WRITTEN INSTRUCTION
Find the word "niger" in the material below and gather every line that contains it.

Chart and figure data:
** START **
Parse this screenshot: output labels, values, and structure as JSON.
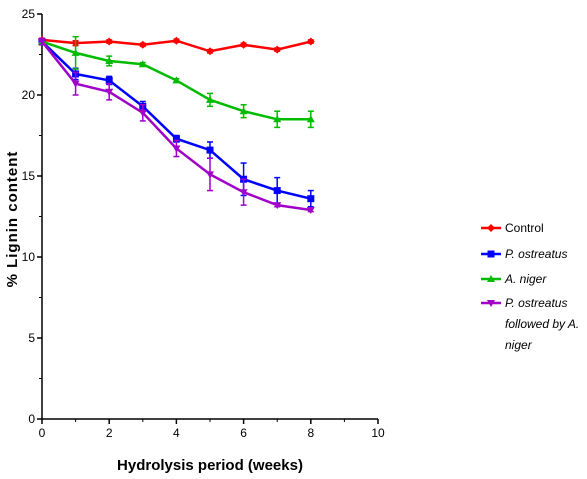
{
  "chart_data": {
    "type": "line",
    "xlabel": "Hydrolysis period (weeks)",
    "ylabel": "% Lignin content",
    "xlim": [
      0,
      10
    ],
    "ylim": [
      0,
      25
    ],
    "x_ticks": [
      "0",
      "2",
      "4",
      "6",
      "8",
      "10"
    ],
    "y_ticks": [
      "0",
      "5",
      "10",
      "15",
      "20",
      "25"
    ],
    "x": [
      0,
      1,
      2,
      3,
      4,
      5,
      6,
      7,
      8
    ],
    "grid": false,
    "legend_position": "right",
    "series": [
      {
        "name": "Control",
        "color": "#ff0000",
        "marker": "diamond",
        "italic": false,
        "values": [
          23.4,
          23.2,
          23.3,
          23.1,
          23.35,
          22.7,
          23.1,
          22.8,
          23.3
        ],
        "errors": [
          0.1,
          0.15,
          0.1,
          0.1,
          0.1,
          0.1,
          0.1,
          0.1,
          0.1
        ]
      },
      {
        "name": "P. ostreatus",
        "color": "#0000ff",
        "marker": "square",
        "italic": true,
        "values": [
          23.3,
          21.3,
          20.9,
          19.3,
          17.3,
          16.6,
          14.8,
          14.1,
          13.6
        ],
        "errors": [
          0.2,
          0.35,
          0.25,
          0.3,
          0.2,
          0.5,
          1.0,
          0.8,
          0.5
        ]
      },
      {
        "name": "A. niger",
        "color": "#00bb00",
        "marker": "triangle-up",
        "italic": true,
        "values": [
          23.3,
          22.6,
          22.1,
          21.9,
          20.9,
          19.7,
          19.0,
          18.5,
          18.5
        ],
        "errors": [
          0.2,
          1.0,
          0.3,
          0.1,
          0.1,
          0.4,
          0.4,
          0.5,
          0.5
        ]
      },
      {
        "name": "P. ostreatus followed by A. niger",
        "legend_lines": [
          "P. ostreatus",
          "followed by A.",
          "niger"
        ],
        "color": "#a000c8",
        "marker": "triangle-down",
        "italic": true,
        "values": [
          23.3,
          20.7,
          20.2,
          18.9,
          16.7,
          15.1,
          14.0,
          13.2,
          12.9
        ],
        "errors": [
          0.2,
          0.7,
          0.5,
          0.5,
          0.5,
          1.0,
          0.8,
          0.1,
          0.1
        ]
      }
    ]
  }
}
** END **
TASK OUTPUT
        "name": "A. niger",
        "name": "P. ostreatus followed by A. niger",
          "niger"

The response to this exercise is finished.